◆ PROBLEM ◆
Write out the full listing exactly as given, minus the images.

◆ Some records ◆
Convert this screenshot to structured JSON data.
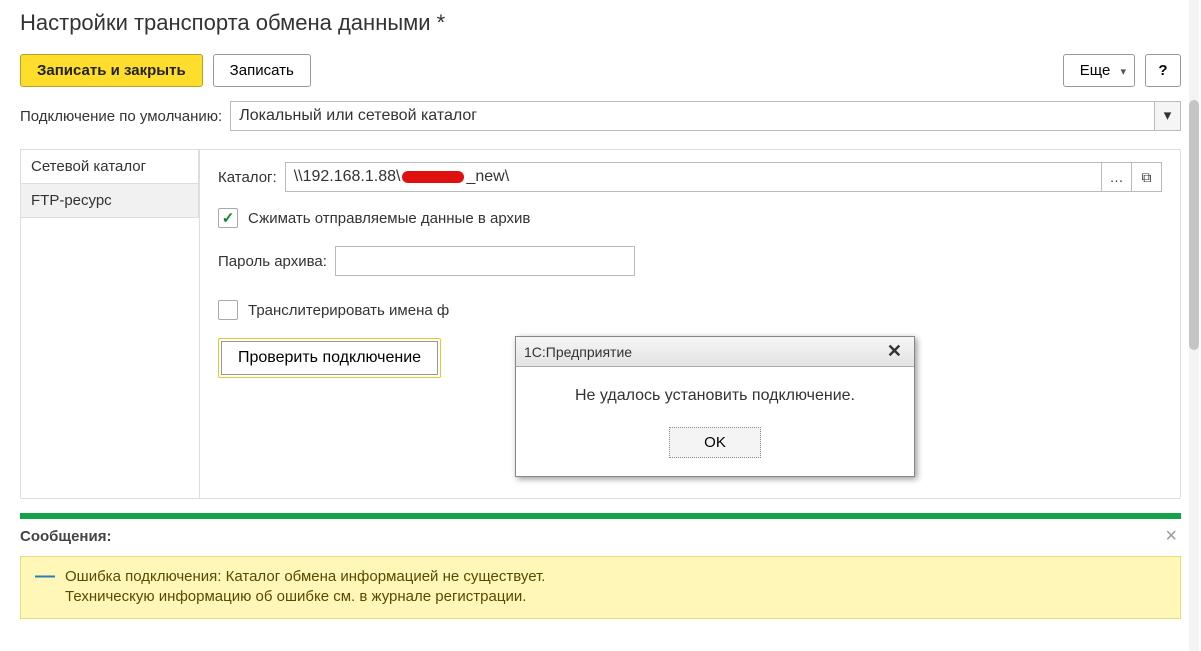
{
  "title": "Настройки транспорта обмена данными *",
  "toolbar": {
    "save_close": "Записать и закрыть",
    "save": "Записать",
    "more": "Еще",
    "help": "?"
  },
  "default_conn": {
    "label": "Подключение по умолчанию:",
    "value": "Локальный или сетевой каталог"
  },
  "tabs": {
    "net": "Сетевой каталог",
    "ftp": "FTP-ресурс"
  },
  "catalog": {
    "label": "Каталог:",
    "value_prefix": "\\\\192.168.1.88\\",
    "value_suffix": "_new\\"
  },
  "compress": {
    "checked": true,
    "label": "Сжимать отправляемые данные в архив"
  },
  "archive_pw_label": "Пароль архива:",
  "translit": {
    "checked": false,
    "label": "Транслитерировать имена ф"
  },
  "test_btn": "Проверить подключение",
  "modal": {
    "title": "1С:Предприятие",
    "message": "Не удалось установить подключение.",
    "ok": "OK"
  },
  "messages": {
    "heading": "Сообщения:",
    "error_l1": "Ошибка подключения: Каталог обмена информацией не существует.",
    "error_l2": "Техническую информацию об ошибке см. в журнале регистрации."
  }
}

◆ THE REPLY ◆
Convert this screenshot to structured JSON data.
{
  "title": "Настройки транспорта обмена данными *",
  "toolbar": {
    "save_close": "Записать и закрыть",
    "save": "Записать",
    "more": "Еще",
    "help": "?"
  },
  "default_conn": {
    "label": "Подключение по умолчанию:",
    "value": "Локальный или сетевой каталог"
  },
  "tabs": {
    "net": "Сетевой каталог",
    "ftp": "FTP-ресурс"
  },
  "catalog": {
    "label": "Каталог:",
    "value_prefix": "\\\\192.168.1.88\\",
    "value_suffix": "_new\\"
  },
  "compress": {
    "checked": true,
    "label": "Сжимать отправляемые данные в архив"
  },
  "archive_pw_label": "Пароль архива:",
  "translit": {
    "checked": false,
    "label": "Транслитерировать имена ф"
  },
  "test_btn": "Проверить подключение",
  "modal": {
    "title": "1С:Предприятие",
    "message": "Не удалось установить подключение.",
    "ok": "OK"
  },
  "messages": {
    "heading": "Сообщения:",
    "error_l1": "Ошибка подключения: Каталог обмена информацией не существует.",
    "error_l2": "Техническую информацию об ошибке см. в журнале регистрации."
  }
}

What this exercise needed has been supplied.